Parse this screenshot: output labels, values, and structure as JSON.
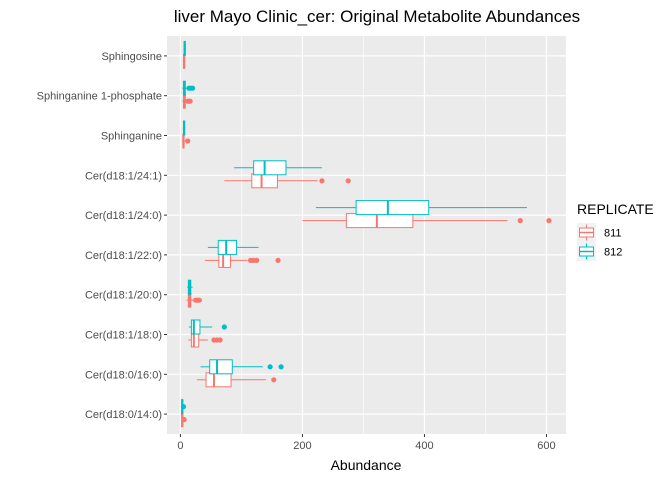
{
  "chart_data": {
    "type": "boxplot",
    "orientation": "horizontal",
    "title": "liver Mayo Clinic_cer: Original Metabolite Abundances",
    "xlabel": "Abundance",
    "ylabel": "",
    "xlim": [
      -22,
      632
    ],
    "xticks": [
      0,
      200,
      400,
      600
    ],
    "grid": true,
    "legend": {
      "title": "REPLICATE",
      "position": "right"
    },
    "categories": [
      "Sphingosine",
      "Sphinganine 1-phosphate",
      "Sphinganine",
      "Cer(d18:1/24:1)",
      "Cer(d18:1/24:0)",
      "Cer(d18:1/22:0)",
      "Cer(d18:1/20:0)",
      "Cer(d18:1/18:0)",
      "Cer(d18:0/16:0)",
      "Cer(d18:0/14:0)"
    ],
    "series": [
      {
        "name": "811",
        "color": "#F8766D",
        "boxes": [
          {
            "min": 4,
            "q1": 5,
            "median": 6,
            "q3": 7,
            "max": 8,
            "outliers": []
          },
          {
            "min": 3,
            "q1": 5,
            "median": 6,
            "q3": 8,
            "max": 10,
            "outliers": [
              12,
              14,
              16
            ]
          },
          {
            "min": 3,
            "q1": 4,
            "median": 5,
            "q3": 6,
            "max": 8,
            "outliers": [
              12
            ]
          },
          {
            "min": 72,
            "q1": 117,
            "median": 133,
            "q3": 159,
            "max": 225,
            "outliers": [
              232,
              275
            ]
          },
          {
            "min": 200,
            "q1": 272,
            "median": 322,
            "q3": 381,
            "max": 536,
            "outliers": [
              557,
              604
            ]
          },
          {
            "min": 40,
            "q1": 63,
            "median": 70,
            "q3": 82,
            "max": 110,
            "outliers": [
              115,
              120,
              125,
              160
            ]
          },
          {
            "min": 10,
            "q1": 13,
            "median": 15,
            "q3": 17,
            "max": 22,
            "outliers": [
              25,
              28,
              31
            ]
          },
          {
            "min": 13,
            "q1": 18,
            "median": 22,
            "q3": 30,
            "max": 45,
            "outliers": [
              55,
              60,
              65
            ]
          },
          {
            "min": 27,
            "q1": 42,
            "median": 55,
            "q3": 83,
            "max": 140,
            "outliers": [
              153
            ]
          },
          {
            "min": 1,
            "q1": 2,
            "median": 3,
            "q3": 4,
            "max": 5,
            "outliers": [
              6
            ]
          }
        ]
      },
      {
        "name": "812",
        "color": "#00BFC4",
        "boxes": [
          {
            "min": 5,
            "q1": 6,
            "median": 7,
            "q3": 8,
            "max": 9,
            "outliers": []
          },
          {
            "min": 3,
            "q1": 5,
            "median": 6,
            "q3": 8,
            "max": 10,
            "outliers": [
              14,
              17,
              20
            ]
          },
          {
            "min": 4,
            "q1": 5,
            "median": 6,
            "q3": 7,
            "max": 8,
            "outliers": []
          },
          {
            "min": 88,
            "q1": 120,
            "median": 138,
            "q3": 173,
            "max": 232,
            "outliers": []
          },
          {
            "min": 222,
            "q1": 288,
            "median": 340,
            "q3": 407,
            "max": 568,
            "outliers": []
          },
          {
            "min": 45,
            "q1": 62,
            "median": 75,
            "q3": 92,
            "max": 128,
            "outliers": []
          },
          {
            "min": 11,
            "q1": 13,
            "median": 15,
            "q3": 17,
            "max": 20,
            "outliers": []
          },
          {
            "min": 14,
            "q1": 18,
            "median": 22,
            "q3": 32,
            "max": 52,
            "outliers": [
              72
            ]
          },
          {
            "min": 33,
            "q1": 48,
            "median": 60,
            "q3": 85,
            "max": 135,
            "outliers": [
              147,
              165
            ]
          },
          {
            "min": 1,
            "q1": 2,
            "median": 3,
            "q3": 4,
            "max": 4,
            "outliers": [
              5
            ]
          }
        ]
      }
    ]
  }
}
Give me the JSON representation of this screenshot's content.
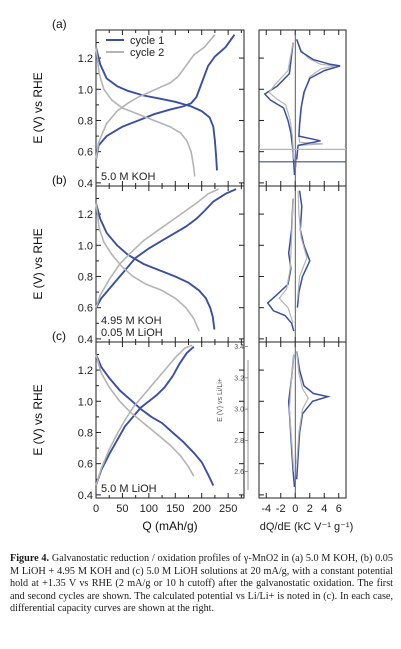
{
  "chart_data": [
    {
      "type": "line",
      "panel_label": "(a)",
      "annotation": "5.0 M KOH",
      "legend": [
        "cycle 1",
        "cycle 2"
      ],
      "legend_position": "top-left",
      "x_ticks": [
        "0",
        "50",
        "100",
        "150",
        "200",
        "250"
      ],
      "xlabel": "Q (mAh/g)",
      "xlim": [
        0,
        280
      ],
      "ylabel": "E (V) vs RHE",
      "y_ticks": [
        "0.4",
        "0.6",
        "0.8",
        "1.0",
        "1.2"
      ],
      "ylim": [
        0.38,
        1.38
      ],
      "series": [
        {
          "name": "cycle 1",
          "color": "#3b4fa0",
          "reduction": [
            [
              0,
              1.27
            ],
            [
              8,
              1.16
            ],
            [
              20,
              1.07
            ],
            [
              40,
              1.02
            ],
            [
              60,
              0.99
            ],
            [
              90,
              0.96
            ],
            [
              120,
              0.94
            ],
            [
              150,
              0.92
            ],
            [
              180,
              0.89
            ],
            [
              200,
              0.86
            ],
            [
              215,
              0.82
            ],
            [
              222,
              0.76
            ],
            [
              225,
              0.67
            ],
            [
              227,
              0.58
            ],
            [
              229,
              0.48
            ]
          ],
          "oxidation": [
            [
              0,
              0.55
            ],
            [
              5,
              0.64
            ],
            [
              20,
              0.7
            ],
            [
              50,
              0.76
            ],
            [
              80,
              0.8
            ],
            [
              110,
              0.84
            ],
            [
              140,
              0.87
            ],
            [
              165,
              0.89
            ],
            [
              180,
              0.91
            ],
            [
              190,
              0.95
            ],
            [
              200,
              1.04
            ],
            [
              212,
              1.15
            ],
            [
              225,
              1.21
            ],
            [
              245,
              1.27
            ],
            [
              262,
              1.35
            ]
          ]
        },
        {
          "name": "cycle 2",
          "color": "#b4b4b4",
          "reduction": [
            [
              0,
              1.27
            ],
            [
              6,
              1.1
            ],
            [
              15,
              1.0
            ],
            [
              30,
              0.93
            ],
            [
              50,
              0.88
            ],
            [
              80,
              0.84
            ],
            [
              110,
              0.8
            ],
            [
              140,
              0.76
            ],
            [
              160,
              0.72
            ],
            [
              172,
              0.67
            ],
            [
              180,
              0.6
            ],
            [
              184,
              0.52
            ],
            [
              187,
              0.44
            ]
          ],
          "oxidation": [
            [
              0,
              0.55
            ],
            [
              5,
              0.66
            ],
            [
              20,
              0.78
            ],
            [
              40,
              0.86
            ],
            [
              60,
              0.91
            ],
            [
              80,
              0.95
            ],
            [
              100,
              0.98
            ],
            [
              120,
              1.01
            ],
            [
              140,
              1.04
            ],
            [
              155,
              1.08
            ],
            [
              170,
              1.15
            ],
            [
              185,
              1.22
            ],
            [
              205,
              1.27
            ],
            [
              225,
              1.35
            ]
          ]
        }
      ]
    },
    {
      "type": "line",
      "panel_label": "(b)",
      "annotation": [
        "4.95 M KOH",
        "0.05 M LiOH"
      ],
      "x_ticks": [
        "0",
        "50",
        "100",
        "150",
        "200",
        "250"
      ],
      "xlabel": "Q (mAh/g)",
      "xlim": [
        0,
        280
      ],
      "ylabel": "E (V) vs RHE",
      "y_ticks": [
        "0.4",
        "0.6",
        "0.8",
        "1.0",
        "1.2"
      ],
      "ylim": [
        0.38,
        1.38
      ],
      "series": [
        {
          "name": "cycle 1",
          "color": "#3b4fa0",
          "reduction": [
            [
              0,
              1.27
            ],
            [
              8,
              1.17
            ],
            [
              20,
              1.08
            ],
            [
              40,
              1.0
            ],
            [
              60,
              0.94
            ],
            [
              90,
              0.88
            ],
            [
              120,
              0.84
            ],
            [
              150,
              0.8
            ],
            [
              175,
              0.76
            ],
            [
              195,
              0.71
            ],
            [
              208,
              0.66
            ],
            [
              216,
              0.6
            ],
            [
              221,
              0.54
            ],
            [
              224,
              0.46
            ]
          ],
          "oxidation": [
            [
              0,
              0.6
            ],
            [
              10,
              0.66
            ],
            [
              30,
              0.74
            ],
            [
              55,
              0.84
            ],
            [
              75,
              0.92
            ],
            [
              100,
              0.98
            ],
            [
              125,
              1.03
            ],
            [
              150,
              1.08
            ],
            [
              170,
              1.12
            ],
            [
              190,
              1.17
            ],
            [
              205,
              1.22
            ],
            [
              222,
              1.28
            ],
            [
              245,
              1.33
            ],
            [
              265,
              1.36
            ]
          ]
        },
        {
          "name": "cycle 2",
          "color": "#b4b4b4",
          "reduction": [
            [
              0,
              1.27
            ],
            [
              6,
              1.11
            ],
            [
              15,
              1.02
            ],
            [
              30,
              0.94
            ],
            [
              50,
              0.86
            ],
            [
              70,
              0.8
            ],
            [
              95,
              0.75
            ],
            [
              125,
              0.71
            ],
            [
              150,
              0.66
            ],
            [
              170,
              0.6
            ],
            [
              185,
              0.53
            ],
            [
              195,
              0.45
            ]
          ],
          "oxidation": [
            [
              0,
              0.6
            ],
            [
              8,
              0.68
            ],
            [
              25,
              0.78
            ],
            [
              45,
              0.88
            ],
            [
              65,
              0.95
            ],
            [
              90,
              1.03
            ],
            [
              115,
              1.09
            ],
            [
              140,
              1.15
            ],
            [
              165,
              1.21
            ],
            [
              190,
              1.27
            ],
            [
              212,
              1.33
            ],
            [
              232,
              1.36
            ]
          ]
        }
      ]
    },
    {
      "type": "line",
      "panel_label": "(c)",
      "annotation": "5.0 M LiOH",
      "x_ticks": [
        "0",
        "50",
        "100",
        "150",
        "200",
        "250"
      ],
      "xlabel": "Q (mAh/g)",
      "xlim": [
        0,
        280
      ],
      "ylabel": "E (V) vs RHE",
      "y_ticks": [
        "0.4",
        "0.6",
        "0.8",
        "1.0",
        "1.2"
      ],
      "ylim": [
        0.38,
        1.38
      ],
      "inner_axis_label": "E (V) vs Li/Li+",
      "inner_ticks": [
        "2.6",
        "2.8",
        "3.0",
        "3.2",
        "3.4"
      ],
      "series": [
        {
          "name": "cycle 1",
          "color": "#3b4fa0",
          "reduction": [
            [
              0,
              1.3
            ],
            [
              10,
              1.22
            ],
            [
              25,
              1.15
            ],
            [
              45,
              1.07
            ],
            [
              65,
              1.01
            ],
            [
              85,
              0.95
            ],
            [
              105,
              0.9
            ],
            [
              125,
              0.86
            ],
            [
              145,
              0.8
            ],
            [
              165,
              0.74
            ],
            [
              185,
              0.67
            ],
            [
              200,
              0.61
            ],
            [
              212,
              0.53
            ],
            [
              222,
              0.46
            ]
          ],
          "oxidation": [
            [
              0,
              0.46
            ],
            [
              10,
              0.56
            ],
            [
              25,
              0.66
            ],
            [
              40,
              0.75
            ],
            [
              55,
              0.84
            ],
            [
              70,
              0.9
            ],
            [
              85,
              0.96
            ],
            [
              100,
              1.0
            ],
            [
              115,
              1.04
            ],
            [
              130,
              1.09
            ],
            [
              145,
              1.16
            ],
            [
              158,
              1.24
            ],
            [
              172,
              1.31
            ],
            [
              185,
              1.35
            ]
          ]
        },
        {
          "name": "cycle 2",
          "color": "#b4b4b4",
          "reduction": [
            [
              0,
              1.3
            ],
            [
              10,
              1.18
            ],
            [
              25,
              1.09
            ],
            [
              45,
              1.0
            ],
            [
              65,
              0.93
            ],
            [
              90,
              0.86
            ],
            [
              115,
              0.79
            ],
            [
              140,
              0.72
            ],
            [
              160,
              0.65
            ],
            [
              175,
              0.58
            ],
            [
              185,
              0.52
            ]
          ],
          "oxidation": [
            [
              0,
              0.46
            ],
            [
              10,
              0.57
            ],
            [
              25,
              0.69
            ],
            [
              40,
              0.79
            ],
            [
              55,
              0.88
            ],
            [
              70,
              0.96
            ],
            [
              90,
              1.04
            ],
            [
              110,
              1.12
            ],
            [
              130,
              1.2
            ],
            [
              150,
              1.28
            ],
            [
              168,
              1.34
            ],
            [
              182,
              1.36
            ]
          ]
        }
      ]
    },
    {
      "type": "line",
      "panel": "differential capacity",
      "xlabel": "dQ/dE (kC V⁻¹ g⁻¹)",
      "x_ticks": [
        "-4",
        "-2",
        "0",
        "2",
        "4",
        "6"
      ],
      "xlim": [
        -5,
        7
      ],
      "ylim": [
        0.38,
        1.38
      ]
    }
  ],
  "caption": {
    "label": "Figure 4.",
    "text": "Galvanostatic reduction / oxidation profiles of γ-MnO2 in (a) 5.0 M KOH, (b) 0.05 M LiOH + 4.95 M KOH and (c) 5.0 M LiOH solutions at 20 mA/g, with a constant potential hold at +1.35 V vs RHE (2 mA/g or 10 h cutoff) after the galvanostatic oxidation. The first and second cycles are shown. The calculated potential vs Li/Li+ is noted in (c). In each case, differential capacity curves are shown at the right."
  }
}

-----

DIRECTIONS FOR THIS TASK: From the listing above, copy all lines holding the word "differential".

RESPONSE:
      "panel": "differential capacity",
    "text": "Galvanostatic reduction / oxidation profiles of γ-MnO2 in (a) 5.0 M KOH, (b) 0.05 M LiOH + 4.95 M KOH and (c) 5.0 M LiOH solutions at 20 mA/g, with a constant potential hold at +1.35 V vs RHE (2 mA/g or 10 h cutoff) after the galvanostatic oxidation. The first and second cycles are shown. The calculated potential vs Li/Li+ is noted in (c). In each case, differential capacity curves are shown at the right."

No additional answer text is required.